**WRITTEN PROBLEM:**
Report how many lines below contain the word "Игра", and give only that number.

**DATA FOR THIS TASK:**
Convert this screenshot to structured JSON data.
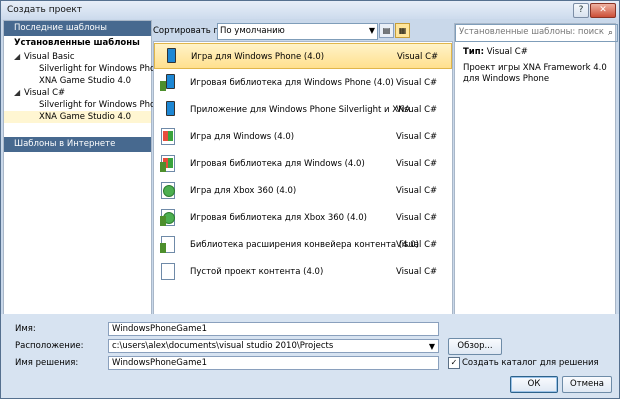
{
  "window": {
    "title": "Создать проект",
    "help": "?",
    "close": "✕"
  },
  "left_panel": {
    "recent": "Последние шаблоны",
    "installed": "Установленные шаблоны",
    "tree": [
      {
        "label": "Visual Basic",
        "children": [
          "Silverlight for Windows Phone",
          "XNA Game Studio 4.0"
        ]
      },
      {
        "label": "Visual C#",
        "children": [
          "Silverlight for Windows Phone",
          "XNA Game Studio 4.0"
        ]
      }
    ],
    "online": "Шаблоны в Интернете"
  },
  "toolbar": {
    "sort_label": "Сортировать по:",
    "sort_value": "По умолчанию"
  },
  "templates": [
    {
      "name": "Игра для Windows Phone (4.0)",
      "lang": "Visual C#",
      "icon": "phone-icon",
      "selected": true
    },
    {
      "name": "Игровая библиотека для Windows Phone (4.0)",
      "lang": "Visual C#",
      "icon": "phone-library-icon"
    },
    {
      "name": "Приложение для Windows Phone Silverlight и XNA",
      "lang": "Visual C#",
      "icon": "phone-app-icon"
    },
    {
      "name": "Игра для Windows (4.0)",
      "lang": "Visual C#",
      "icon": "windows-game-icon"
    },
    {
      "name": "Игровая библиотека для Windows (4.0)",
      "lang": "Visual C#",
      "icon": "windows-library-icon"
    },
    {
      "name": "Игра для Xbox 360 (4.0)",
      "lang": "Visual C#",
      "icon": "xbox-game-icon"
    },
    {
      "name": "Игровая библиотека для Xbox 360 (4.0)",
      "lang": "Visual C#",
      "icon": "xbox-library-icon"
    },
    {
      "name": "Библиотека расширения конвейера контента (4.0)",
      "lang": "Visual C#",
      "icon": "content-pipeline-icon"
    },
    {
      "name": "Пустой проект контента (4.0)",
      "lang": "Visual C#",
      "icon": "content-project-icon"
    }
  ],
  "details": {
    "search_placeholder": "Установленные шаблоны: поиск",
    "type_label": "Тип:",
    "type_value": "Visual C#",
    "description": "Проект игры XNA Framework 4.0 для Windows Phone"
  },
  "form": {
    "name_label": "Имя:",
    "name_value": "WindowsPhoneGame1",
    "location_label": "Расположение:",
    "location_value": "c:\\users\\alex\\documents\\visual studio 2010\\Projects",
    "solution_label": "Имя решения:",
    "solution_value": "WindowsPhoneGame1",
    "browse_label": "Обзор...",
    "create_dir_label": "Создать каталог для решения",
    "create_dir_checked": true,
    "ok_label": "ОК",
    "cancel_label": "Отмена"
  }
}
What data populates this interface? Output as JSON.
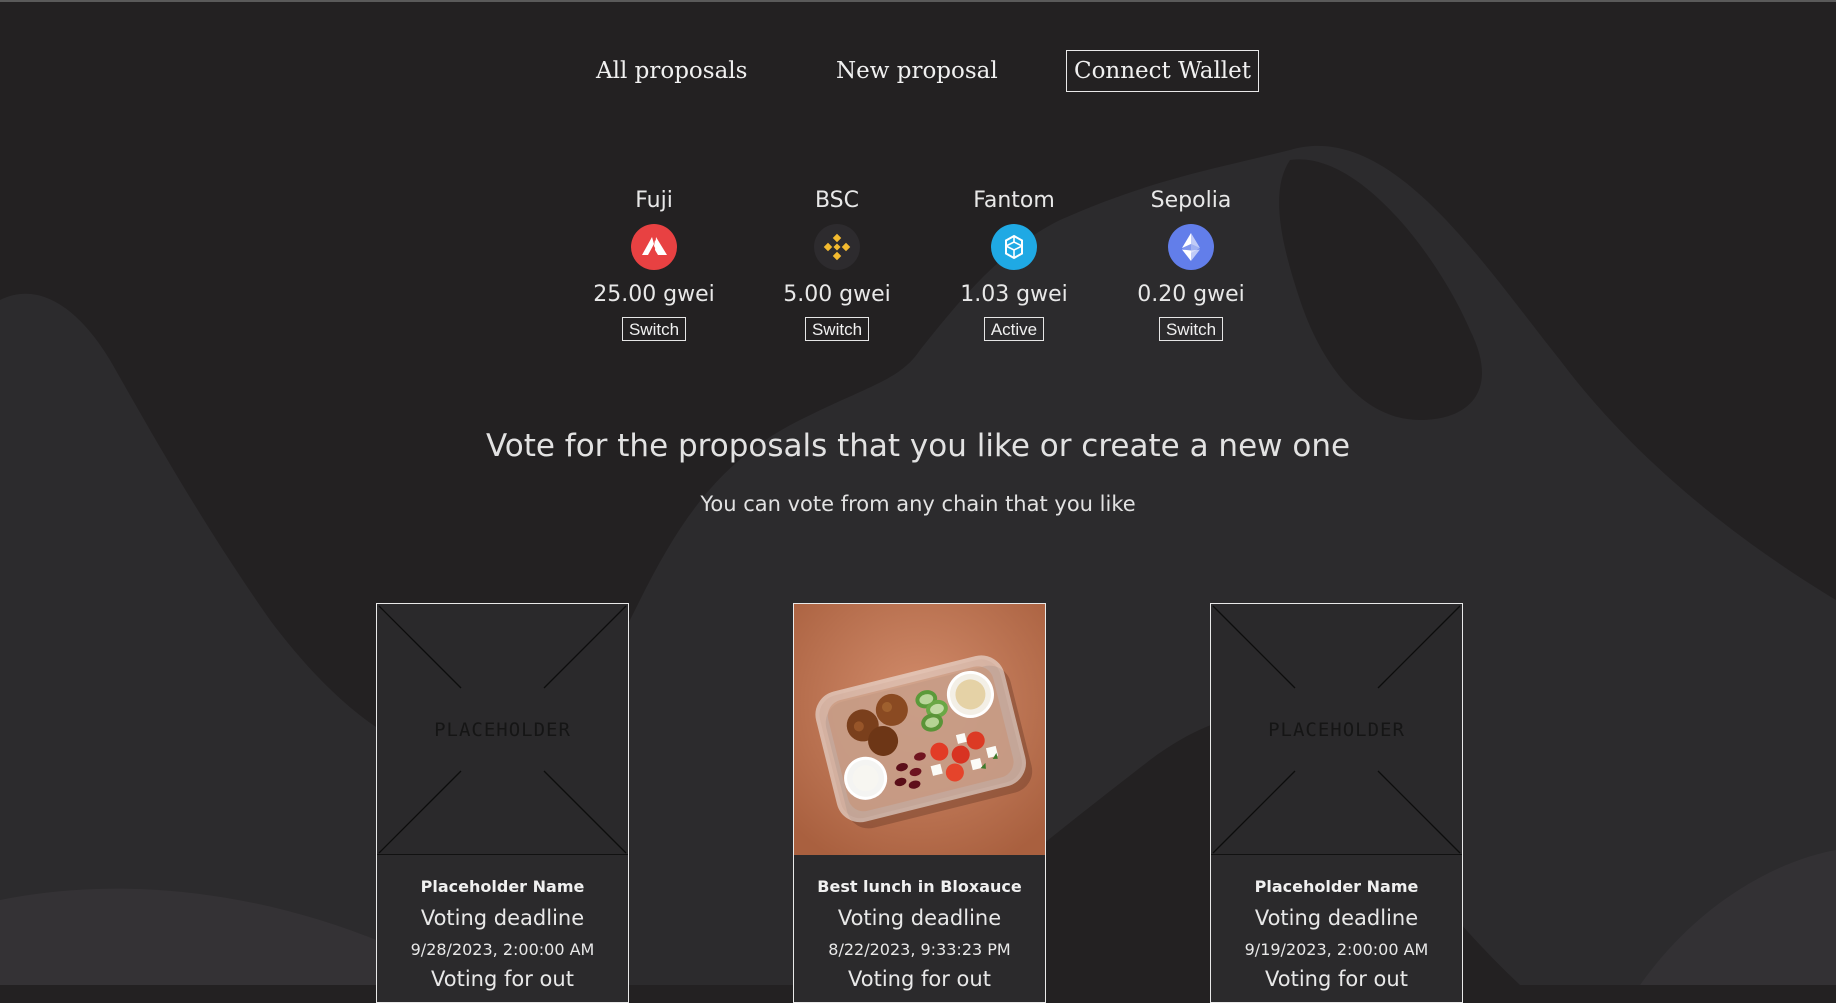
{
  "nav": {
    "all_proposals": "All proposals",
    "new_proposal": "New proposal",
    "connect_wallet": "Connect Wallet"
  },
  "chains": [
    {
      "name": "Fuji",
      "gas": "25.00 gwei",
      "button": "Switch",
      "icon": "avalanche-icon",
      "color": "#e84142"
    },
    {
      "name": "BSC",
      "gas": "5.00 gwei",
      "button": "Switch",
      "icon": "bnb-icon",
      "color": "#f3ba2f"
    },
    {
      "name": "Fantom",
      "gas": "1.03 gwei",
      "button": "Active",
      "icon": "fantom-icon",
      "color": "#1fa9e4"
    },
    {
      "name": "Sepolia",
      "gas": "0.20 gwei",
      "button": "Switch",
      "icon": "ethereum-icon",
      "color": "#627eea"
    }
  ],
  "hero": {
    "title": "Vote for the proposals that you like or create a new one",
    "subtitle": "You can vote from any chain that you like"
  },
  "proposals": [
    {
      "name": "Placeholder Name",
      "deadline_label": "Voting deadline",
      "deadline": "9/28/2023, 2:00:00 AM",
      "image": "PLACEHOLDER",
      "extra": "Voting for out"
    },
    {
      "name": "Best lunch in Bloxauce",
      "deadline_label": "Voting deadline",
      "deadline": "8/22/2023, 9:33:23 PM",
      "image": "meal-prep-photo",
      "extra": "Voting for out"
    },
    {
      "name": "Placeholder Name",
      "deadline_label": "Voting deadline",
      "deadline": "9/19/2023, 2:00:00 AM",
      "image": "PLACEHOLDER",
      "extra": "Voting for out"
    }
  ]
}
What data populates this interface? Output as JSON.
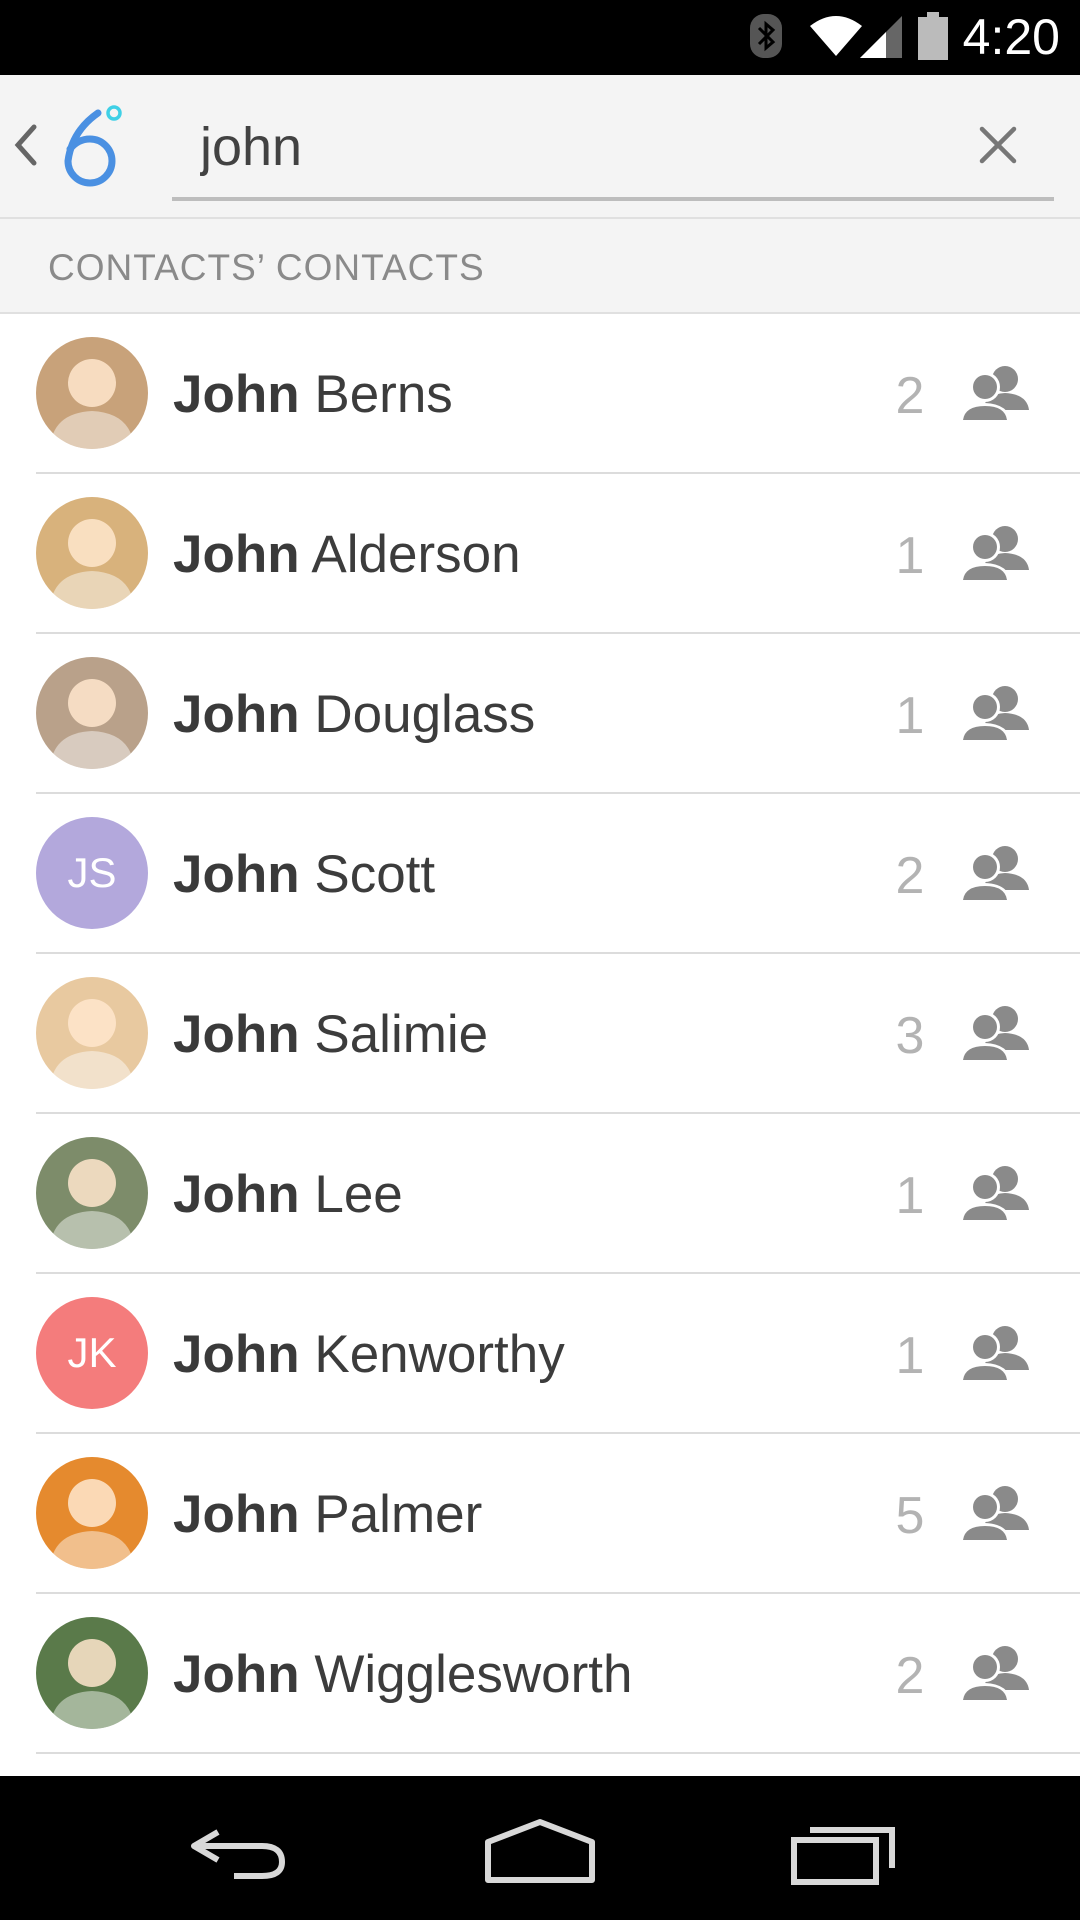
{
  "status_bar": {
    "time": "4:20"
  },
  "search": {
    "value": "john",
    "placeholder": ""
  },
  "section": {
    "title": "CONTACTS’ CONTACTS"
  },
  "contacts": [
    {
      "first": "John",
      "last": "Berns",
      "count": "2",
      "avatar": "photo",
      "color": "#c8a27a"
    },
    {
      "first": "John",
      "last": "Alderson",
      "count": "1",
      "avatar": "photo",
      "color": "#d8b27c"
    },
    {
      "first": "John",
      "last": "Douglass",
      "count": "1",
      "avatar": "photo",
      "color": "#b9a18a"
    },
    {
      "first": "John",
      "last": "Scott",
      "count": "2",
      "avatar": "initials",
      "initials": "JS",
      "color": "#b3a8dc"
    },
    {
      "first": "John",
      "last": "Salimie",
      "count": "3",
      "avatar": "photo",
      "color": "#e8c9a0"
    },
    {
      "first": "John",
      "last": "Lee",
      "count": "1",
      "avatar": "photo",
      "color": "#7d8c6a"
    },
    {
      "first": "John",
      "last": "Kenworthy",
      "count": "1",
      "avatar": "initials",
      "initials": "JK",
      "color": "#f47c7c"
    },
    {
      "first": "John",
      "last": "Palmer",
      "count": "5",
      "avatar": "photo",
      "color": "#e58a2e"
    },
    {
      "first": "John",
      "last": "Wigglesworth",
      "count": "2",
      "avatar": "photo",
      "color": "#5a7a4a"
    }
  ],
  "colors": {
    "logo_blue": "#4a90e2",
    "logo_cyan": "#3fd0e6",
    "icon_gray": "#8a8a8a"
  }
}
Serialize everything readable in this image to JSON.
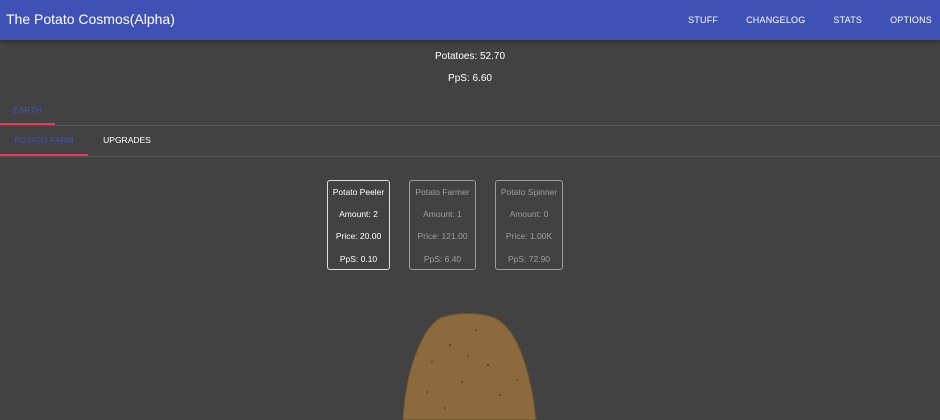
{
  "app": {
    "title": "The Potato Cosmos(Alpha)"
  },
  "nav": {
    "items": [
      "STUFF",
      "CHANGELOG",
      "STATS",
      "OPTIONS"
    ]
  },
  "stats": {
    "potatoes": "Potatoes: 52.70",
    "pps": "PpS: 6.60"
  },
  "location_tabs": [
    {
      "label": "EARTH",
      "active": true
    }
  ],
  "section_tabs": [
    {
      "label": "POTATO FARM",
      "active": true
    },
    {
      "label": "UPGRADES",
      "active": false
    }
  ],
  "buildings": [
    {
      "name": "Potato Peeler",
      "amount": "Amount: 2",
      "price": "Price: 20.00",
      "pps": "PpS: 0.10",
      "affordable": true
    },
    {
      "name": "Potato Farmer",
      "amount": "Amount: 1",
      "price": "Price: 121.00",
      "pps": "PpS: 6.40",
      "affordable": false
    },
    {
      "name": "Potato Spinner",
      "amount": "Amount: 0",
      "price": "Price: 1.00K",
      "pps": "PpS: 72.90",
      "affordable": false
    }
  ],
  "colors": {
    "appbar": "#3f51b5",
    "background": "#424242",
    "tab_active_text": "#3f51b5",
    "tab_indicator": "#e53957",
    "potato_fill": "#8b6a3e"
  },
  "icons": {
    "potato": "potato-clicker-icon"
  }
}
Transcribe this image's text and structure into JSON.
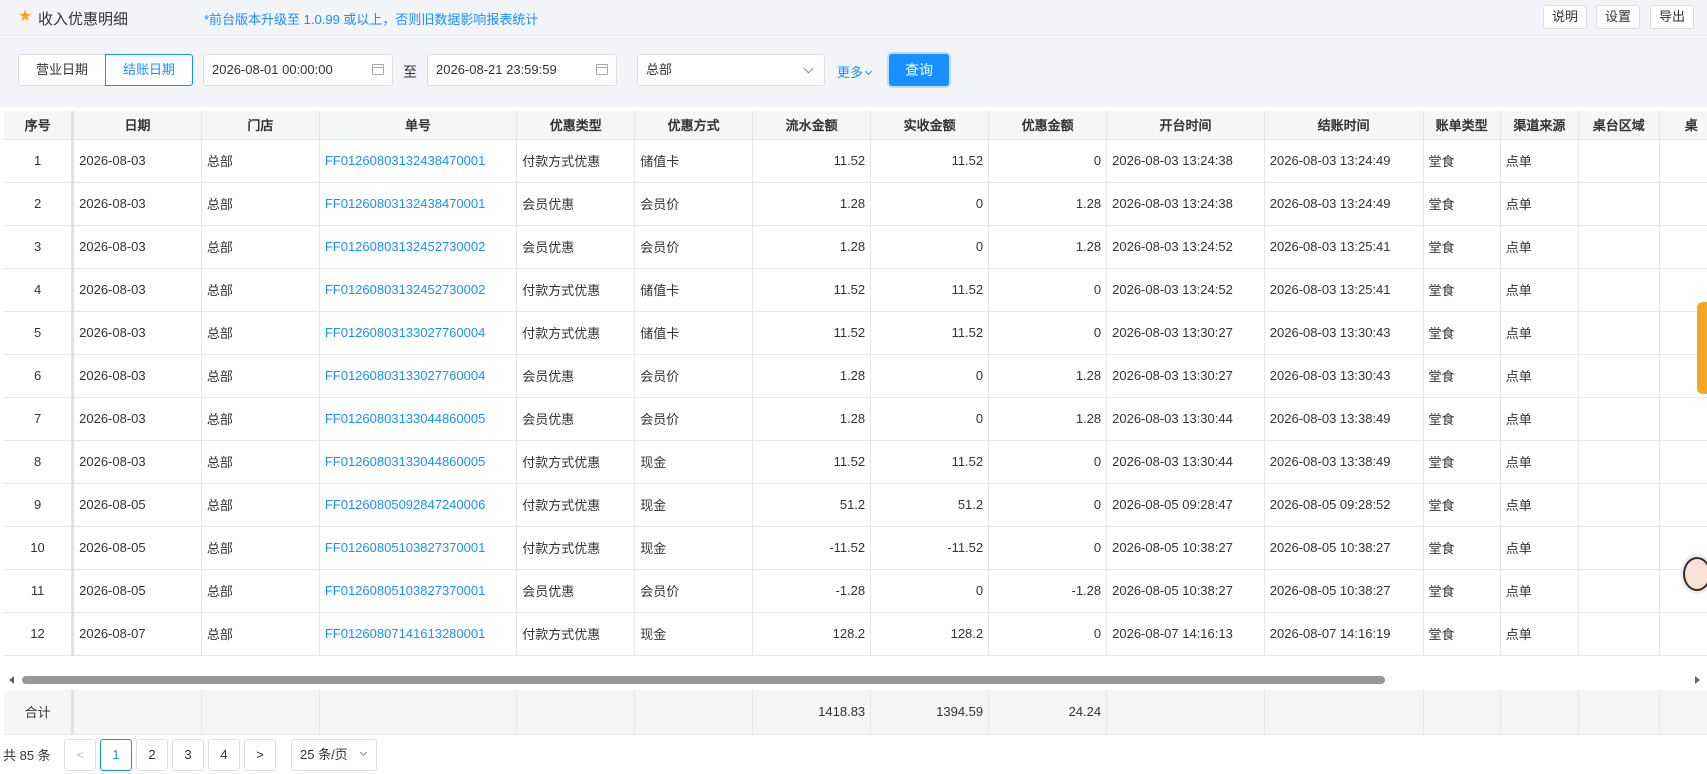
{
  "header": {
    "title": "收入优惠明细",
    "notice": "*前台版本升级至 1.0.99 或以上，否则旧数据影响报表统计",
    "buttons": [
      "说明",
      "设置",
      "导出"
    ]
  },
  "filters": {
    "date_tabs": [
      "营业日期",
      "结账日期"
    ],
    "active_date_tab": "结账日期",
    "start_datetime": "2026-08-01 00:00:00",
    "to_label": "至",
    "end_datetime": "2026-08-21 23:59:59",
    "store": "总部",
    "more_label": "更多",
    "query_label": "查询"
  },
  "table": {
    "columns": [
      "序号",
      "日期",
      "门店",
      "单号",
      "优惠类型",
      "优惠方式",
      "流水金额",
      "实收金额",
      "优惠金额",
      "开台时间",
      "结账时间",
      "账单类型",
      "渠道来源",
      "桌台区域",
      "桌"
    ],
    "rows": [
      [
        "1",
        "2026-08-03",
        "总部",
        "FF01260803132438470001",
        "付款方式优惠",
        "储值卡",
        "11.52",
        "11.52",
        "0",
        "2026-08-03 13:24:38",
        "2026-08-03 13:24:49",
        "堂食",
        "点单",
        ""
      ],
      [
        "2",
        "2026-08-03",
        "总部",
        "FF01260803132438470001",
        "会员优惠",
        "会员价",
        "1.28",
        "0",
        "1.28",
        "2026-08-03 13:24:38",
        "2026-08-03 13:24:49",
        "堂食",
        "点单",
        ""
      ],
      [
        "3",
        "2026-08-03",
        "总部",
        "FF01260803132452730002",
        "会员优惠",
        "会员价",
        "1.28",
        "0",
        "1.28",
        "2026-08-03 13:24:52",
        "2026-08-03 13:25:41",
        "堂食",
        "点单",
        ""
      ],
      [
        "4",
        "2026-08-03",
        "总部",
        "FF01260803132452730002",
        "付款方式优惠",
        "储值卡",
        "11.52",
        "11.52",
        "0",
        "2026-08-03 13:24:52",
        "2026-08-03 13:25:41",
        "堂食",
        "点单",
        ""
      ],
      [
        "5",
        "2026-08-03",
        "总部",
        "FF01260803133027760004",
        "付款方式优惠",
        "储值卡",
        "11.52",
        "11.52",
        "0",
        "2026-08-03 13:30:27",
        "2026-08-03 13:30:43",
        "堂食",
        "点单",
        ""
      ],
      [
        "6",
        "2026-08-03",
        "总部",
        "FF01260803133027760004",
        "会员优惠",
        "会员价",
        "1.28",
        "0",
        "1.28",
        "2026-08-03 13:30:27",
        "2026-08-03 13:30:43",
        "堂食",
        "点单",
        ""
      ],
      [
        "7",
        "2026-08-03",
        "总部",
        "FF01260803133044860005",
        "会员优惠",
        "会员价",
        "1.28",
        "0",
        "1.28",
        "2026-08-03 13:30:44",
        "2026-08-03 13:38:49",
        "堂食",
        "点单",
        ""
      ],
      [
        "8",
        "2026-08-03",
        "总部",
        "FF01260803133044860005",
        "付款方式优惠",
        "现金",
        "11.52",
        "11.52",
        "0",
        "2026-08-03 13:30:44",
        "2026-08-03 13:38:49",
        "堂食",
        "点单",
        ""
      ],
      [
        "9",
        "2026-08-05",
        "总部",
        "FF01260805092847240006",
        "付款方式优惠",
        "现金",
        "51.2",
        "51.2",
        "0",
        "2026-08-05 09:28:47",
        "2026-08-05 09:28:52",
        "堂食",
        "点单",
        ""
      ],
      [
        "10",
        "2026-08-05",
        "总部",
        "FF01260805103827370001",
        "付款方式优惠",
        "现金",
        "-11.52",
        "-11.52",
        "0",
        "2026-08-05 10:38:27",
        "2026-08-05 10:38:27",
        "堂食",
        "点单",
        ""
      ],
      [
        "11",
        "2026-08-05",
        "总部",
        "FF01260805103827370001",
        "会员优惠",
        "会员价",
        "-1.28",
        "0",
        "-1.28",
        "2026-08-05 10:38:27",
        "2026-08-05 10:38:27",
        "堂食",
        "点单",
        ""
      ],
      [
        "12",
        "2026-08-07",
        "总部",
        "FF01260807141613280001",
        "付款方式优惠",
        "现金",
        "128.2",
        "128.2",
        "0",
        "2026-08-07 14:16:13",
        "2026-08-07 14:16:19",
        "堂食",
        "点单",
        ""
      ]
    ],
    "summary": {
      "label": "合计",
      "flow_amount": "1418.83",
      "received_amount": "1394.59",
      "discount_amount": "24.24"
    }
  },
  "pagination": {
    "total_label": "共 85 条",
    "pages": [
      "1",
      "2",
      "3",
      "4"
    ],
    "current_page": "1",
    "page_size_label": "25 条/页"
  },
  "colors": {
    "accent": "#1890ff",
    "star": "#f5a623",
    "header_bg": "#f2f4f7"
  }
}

**EXERCISE RESULT:**
3